** Start of Dataset excerpts **

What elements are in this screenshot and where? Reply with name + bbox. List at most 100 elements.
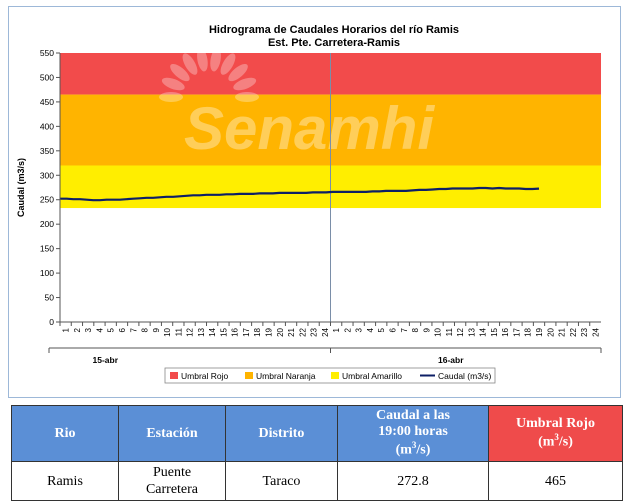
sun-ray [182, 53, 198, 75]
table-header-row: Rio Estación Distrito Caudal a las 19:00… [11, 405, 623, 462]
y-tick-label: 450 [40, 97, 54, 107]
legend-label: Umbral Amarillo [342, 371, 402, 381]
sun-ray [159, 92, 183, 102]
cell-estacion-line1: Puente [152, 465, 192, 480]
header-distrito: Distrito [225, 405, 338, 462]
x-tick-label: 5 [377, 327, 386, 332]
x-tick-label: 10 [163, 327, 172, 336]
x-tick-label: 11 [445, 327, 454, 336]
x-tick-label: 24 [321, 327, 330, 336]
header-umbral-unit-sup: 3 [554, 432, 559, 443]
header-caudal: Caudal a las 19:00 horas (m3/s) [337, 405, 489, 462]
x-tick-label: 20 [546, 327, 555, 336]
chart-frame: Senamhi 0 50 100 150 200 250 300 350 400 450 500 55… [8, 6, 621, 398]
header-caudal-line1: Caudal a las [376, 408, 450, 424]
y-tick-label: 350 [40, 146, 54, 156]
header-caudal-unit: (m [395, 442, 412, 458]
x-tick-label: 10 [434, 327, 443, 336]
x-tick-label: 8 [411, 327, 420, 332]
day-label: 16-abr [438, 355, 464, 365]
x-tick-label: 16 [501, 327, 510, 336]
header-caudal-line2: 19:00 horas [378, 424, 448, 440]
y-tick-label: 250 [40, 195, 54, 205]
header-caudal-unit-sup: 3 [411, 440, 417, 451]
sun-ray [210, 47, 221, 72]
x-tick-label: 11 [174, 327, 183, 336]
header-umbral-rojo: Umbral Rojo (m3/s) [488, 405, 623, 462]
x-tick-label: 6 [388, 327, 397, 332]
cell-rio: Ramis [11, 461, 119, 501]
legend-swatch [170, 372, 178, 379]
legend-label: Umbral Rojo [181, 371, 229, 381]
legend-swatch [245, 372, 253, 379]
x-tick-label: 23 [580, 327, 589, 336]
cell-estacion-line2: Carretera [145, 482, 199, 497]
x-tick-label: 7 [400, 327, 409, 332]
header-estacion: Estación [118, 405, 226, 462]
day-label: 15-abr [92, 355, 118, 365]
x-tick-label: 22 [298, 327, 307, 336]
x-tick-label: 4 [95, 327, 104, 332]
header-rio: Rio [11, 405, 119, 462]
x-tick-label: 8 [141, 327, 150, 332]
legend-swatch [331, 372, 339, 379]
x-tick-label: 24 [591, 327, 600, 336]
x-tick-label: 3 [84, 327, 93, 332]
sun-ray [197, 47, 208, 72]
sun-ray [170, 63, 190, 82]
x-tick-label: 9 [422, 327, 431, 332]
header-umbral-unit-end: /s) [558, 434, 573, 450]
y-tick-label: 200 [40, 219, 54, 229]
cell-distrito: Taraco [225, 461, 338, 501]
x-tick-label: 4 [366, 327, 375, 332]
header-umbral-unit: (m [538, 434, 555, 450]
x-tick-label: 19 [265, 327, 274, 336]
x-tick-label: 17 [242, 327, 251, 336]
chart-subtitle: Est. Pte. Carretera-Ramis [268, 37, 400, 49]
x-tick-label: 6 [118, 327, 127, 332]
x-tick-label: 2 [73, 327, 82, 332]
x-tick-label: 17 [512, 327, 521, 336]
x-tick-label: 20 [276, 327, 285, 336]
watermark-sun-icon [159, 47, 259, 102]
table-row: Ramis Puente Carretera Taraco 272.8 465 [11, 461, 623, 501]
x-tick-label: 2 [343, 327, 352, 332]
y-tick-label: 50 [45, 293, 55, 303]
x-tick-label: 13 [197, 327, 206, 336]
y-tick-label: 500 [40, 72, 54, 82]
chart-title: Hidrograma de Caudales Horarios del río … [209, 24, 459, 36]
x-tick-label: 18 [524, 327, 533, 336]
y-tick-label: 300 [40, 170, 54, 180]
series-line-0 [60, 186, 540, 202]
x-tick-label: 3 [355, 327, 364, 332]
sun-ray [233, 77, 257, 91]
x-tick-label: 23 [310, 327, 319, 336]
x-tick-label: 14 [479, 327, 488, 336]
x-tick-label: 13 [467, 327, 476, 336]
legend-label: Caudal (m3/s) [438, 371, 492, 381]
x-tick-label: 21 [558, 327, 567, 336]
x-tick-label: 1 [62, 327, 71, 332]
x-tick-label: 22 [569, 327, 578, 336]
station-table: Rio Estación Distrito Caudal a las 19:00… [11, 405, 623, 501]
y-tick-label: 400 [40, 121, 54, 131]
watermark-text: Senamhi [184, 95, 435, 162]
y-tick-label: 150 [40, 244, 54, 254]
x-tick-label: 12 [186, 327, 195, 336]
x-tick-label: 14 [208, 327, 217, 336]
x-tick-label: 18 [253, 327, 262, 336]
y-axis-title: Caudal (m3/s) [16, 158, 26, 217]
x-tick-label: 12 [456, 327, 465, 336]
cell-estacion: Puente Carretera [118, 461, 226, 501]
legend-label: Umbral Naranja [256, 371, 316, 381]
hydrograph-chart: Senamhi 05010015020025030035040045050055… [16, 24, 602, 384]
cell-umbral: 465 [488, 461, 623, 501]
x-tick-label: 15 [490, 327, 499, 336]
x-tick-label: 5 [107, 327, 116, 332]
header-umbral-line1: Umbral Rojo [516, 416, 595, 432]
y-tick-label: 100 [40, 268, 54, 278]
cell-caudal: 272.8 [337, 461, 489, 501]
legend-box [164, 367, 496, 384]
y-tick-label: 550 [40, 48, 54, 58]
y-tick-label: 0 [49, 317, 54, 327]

** End of Dataset excerpts **

Reproduce all of the material above word for word, leaving out the pictures.

Result of the task:
What elements are in this screenshot and where? Reply with name + bbox. List at most 100 elements.
sun-ray [182, 53, 198, 75]
table-header-row: Rio Estación Distrito Caudal a las 19:00… [11, 405, 623, 462]
y-tick-label: 450 [40, 97, 54, 107]
legend-label: Umbral Amarillo [342, 371, 402, 381]
sun-ray [159, 92, 183, 102]
cell-estacion-line1: Puente [152, 465, 192, 480]
header-distrito: Distrito [225, 405, 338, 462]
x-tick-label: 5 [377, 327, 386, 332]
x-tick-label: 10 [163, 327, 172, 336]
x-tick-label: 11 [445, 327, 454, 336]
x-tick-label: 24 [321, 327, 330, 336]
header-umbral-unit-sup: 3 [554, 432, 559, 443]
header-caudal: Caudal a las 19:00 horas (m3/s) [337, 405, 489, 462]
x-tick-label: 20 [546, 327, 555, 336]
chart-frame: Senamhi 0 50 100 150 200 250 300 350 400 450 500 55… [8, 6, 621, 398]
header-caudal-line1: Caudal a las [376, 408, 450, 424]
y-tick-label: 350 [40, 146, 54, 156]
header-caudal-unit: (m [395, 442, 412, 458]
x-tick-label: 10 [434, 327, 443, 336]
x-tick-label: 8 [411, 327, 420, 332]
day-label: 16-abr [438, 355, 464, 365]
x-tick-label: 16 [501, 327, 510, 336]
header-caudal-line2: 19:00 horas [378, 424, 448, 440]
y-tick-label: 250 [40, 195, 54, 205]
header-caudal-unit-sup: 3 [411, 440, 417, 451]
sun-ray [210, 47, 221, 72]
x-tick-label: 11 [174, 327, 183, 336]
header-umbral-rojo: Umbral Rojo (m3/s) [488, 405, 623, 462]
x-tick-label: 6 [388, 327, 397, 332]
cell-rio: Ramis [11, 461, 119, 501]
legend-swatch [170, 372, 178, 379]
legend-label: Umbral Rojo [181, 371, 229, 381]
legend-swatch [245, 372, 253, 379]
x-tick-label: 23 [580, 327, 589, 336]
cell-estacion-line2: Carretera [145, 482, 199, 497]
x-tick-label: 7 [400, 327, 409, 332]
header-estacion: Estación [118, 405, 226, 462]
day-label: 15-abr [92, 355, 118, 365]
x-tick-label: 22 [298, 327, 307, 336]
x-tick-label: 4 [95, 327, 104, 332]
header-rio: Rio [11, 405, 119, 462]
x-tick-label: 8 [141, 327, 150, 332]
legend-swatch [331, 372, 339, 379]
x-tick-label: 24 [591, 327, 600, 336]
x-tick-label: 3 [84, 327, 93, 332]
sun-ray [197, 47, 208, 72]
sun-ray [170, 63, 190, 82]
x-tick-label: 9 [422, 327, 431, 332]
header-umbral-unit-end: /s) [558, 434, 573, 450]
y-tick-label: 200 [40, 219, 54, 229]
cell-distrito: Taraco [225, 461, 338, 501]
x-tick-label: 4 [366, 327, 375, 332]
header-umbral-unit: (m [538, 434, 555, 450]
x-tick-label: 19 [265, 327, 274, 336]
x-tick-label: 17 [242, 327, 251, 336]
chart-subtitle: Est. Pte. Carretera-Ramis [268, 37, 400, 49]
x-tick-label: 6 [118, 327, 127, 332]
x-tick-label: 2 [73, 327, 82, 332]
x-tick-label: 17 [512, 327, 521, 336]
x-tick-label: 20 [276, 327, 285, 336]
watermark-sun-icon [159, 47, 259, 102]
table-row: Ramis Puente Carretera Taraco 272.8 465 [11, 461, 623, 501]
x-tick-label: 2 [343, 327, 352, 332]
y-tick-label: 50 [45, 293, 55, 303]
x-tick-label: 13 [197, 327, 206, 336]
y-tick-label: 500 [40, 72, 54, 82]
chart-title: Hidrograma de Caudales Horarios del río … [209, 24, 459, 36]
x-tick-label: 18 [524, 327, 533, 336]
y-tick-label: 300 [40, 170, 54, 180]
series-line-0 [60, 186, 540, 202]
x-tick-label: 3 [355, 327, 364, 332]
sun-ray [233, 77, 257, 91]
x-tick-label: 23 [310, 327, 319, 336]
x-tick-label: 14 [479, 327, 488, 336]
x-tick-label: 13 [467, 327, 476, 336]
legend-label: Caudal (m3/s) [438, 371, 492, 381]
x-tick-label: 21 [558, 327, 567, 336]
x-tick-label: 1 [62, 327, 71, 332]
x-tick-label: 22 [569, 327, 578, 336]
station-table: Rio Estación Distrito Caudal a las 19:00… [11, 405, 623, 501]
y-tick-label: 400 [40, 121, 54, 131]
watermark-text: Senamhi [184, 95, 435, 162]
y-tick-label: 150 [40, 244, 54, 254]
x-tick-label: 12 [186, 327, 195, 336]
x-tick-label: 14 [208, 327, 217, 336]
x-tick-label: 18 [253, 327, 262, 336]
y-axis-title: Caudal (m3/s) [16, 158, 26, 217]
x-tick-label: 12 [456, 327, 465, 336]
cell-estacion: Puente Carretera [118, 461, 226, 501]
legend-label: Umbral Naranja [256, 371, 316, 381]
hydrograph-chart: Senamhi 05010015020025030035040045050055… [16, 24, 602, 384]
cell-umbral: 465 [488, 461, 623, 501]
x-tick-label: 15 [490, 327, 499, 336]
x-tick-label: 5 [107, 327, 116, 332]
header-umbral-line1: Umbral Rojo [516, 416, 595, 432]
y-tick-label: 100 [40, 268, 54, 278]
cell-caudal: 272.8 [337, 461, 489, 501]
legend-box [164, 367, 496, 384]
y-tick-label: 550 [40, 48, 54, 58]
y-tick-label: 0 [49, 317, 54, 327]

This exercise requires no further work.